» Текст страницы
● ● ● ● ● ● ●
На высоте 2 тысяч метров над уровнем океана лежит Кунур — чудеснейший город-курорт и центр чайного производства юга. В самые жаркие месяцы года здесь прохладно.
Тихий, необыкновенно зеленый, он был излюбленным местом отдыха англичан. И теперь сюда в жару съезжается индийская буржуазия.
Но нас в город привела не экзотика, не загадочные племена, не прозрачный воздух, а малярия.
В Тамилнаде за год выпадает от 1500 до 4 тысяч миллиметров осадков, температура в холодное время колеблется в пределах 3 до 20° тепла, в самое жаркое — от 13 до 24°. Поэтому растительность тут буйная. В рощах разместились пришельцы из Австралии — эвкалипты, на склонах гор — чайные плантации, ниже — леса из тика и сандалового дерева.
Кунур расположен в центре внутреннего плоскогорья Тамилнада, а внизу, на огромной равнине, простирающейся до Коимбатура, — нездоровые, заболоченные малярийные районы. Только в последние годы эти гиблые места стали пригодными для жилья. Шефство над ними взяли сразу два учреждения: ВОЗ и Микробиологический институт имени Пастера.
● ● ● ● ● ● ●
» Описание задачи
Перепишите слово в слово отрывок из текста о Кунуре от слов «Тихий, необыкновенно зеленый, он» до слов «институт имени Пастера.». Опирайтесь только на приведённый текст о Кунуре.

» Данные для распознавания разметки документов
● ● ● ● ● ● ●
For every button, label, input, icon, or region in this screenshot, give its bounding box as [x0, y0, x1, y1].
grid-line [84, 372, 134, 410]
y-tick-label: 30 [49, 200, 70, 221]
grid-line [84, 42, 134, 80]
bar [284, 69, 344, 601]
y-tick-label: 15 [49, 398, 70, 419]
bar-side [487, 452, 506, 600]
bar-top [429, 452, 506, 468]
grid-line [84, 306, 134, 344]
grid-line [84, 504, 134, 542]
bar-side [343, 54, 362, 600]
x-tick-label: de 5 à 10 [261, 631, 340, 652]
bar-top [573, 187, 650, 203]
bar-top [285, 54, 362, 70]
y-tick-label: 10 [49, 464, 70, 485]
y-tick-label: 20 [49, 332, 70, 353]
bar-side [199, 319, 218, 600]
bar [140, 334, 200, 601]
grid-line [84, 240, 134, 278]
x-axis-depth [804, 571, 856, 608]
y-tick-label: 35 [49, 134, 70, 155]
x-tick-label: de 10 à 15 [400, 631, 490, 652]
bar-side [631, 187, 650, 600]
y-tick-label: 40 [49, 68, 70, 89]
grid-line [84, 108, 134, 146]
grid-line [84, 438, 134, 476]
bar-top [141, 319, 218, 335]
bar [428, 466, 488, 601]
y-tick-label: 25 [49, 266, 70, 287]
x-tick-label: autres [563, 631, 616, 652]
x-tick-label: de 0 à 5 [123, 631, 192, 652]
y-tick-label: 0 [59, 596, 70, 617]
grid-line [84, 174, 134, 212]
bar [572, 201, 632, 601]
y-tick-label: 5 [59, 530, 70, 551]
● ● ● ● ● ● ●
» Выполненное задание
Тихий, необыкновенно зеленый, он был излюбленным местом отдыха англичан. И теперь сюда в жару съезжается индийская буржуазия.
Но нас в город привела не экзотика, не загадочные племена, не прозрачный воздух, а малярия.
В Тамилнаде за год выпадает от 1500 до 4 тысяч миллиметров осадков, температура в холодное время колеблется в пределах 3 до 20° тепла, в самое жаркое — от 13 до 24°. Поэтому растительность тут буйная. В рощах разместились пришельцы из Австралии — эвкалипты, на склонах гор — чайные плантации, ниже — леса из тика и сандалового дерева.
Кунур расположен в центре внутреннего плоскогорья Тамилнада, а внизу, на огромной равнине, простирающейся до Коимбатура, — нездоровые, заболоченные малярийные районы. Только в последние годы эти гиблые места стали пригодными для жилья. Шефство над ними взяли сразу два учреждения: ВОЗ и Микробиологический институт имени Пастера.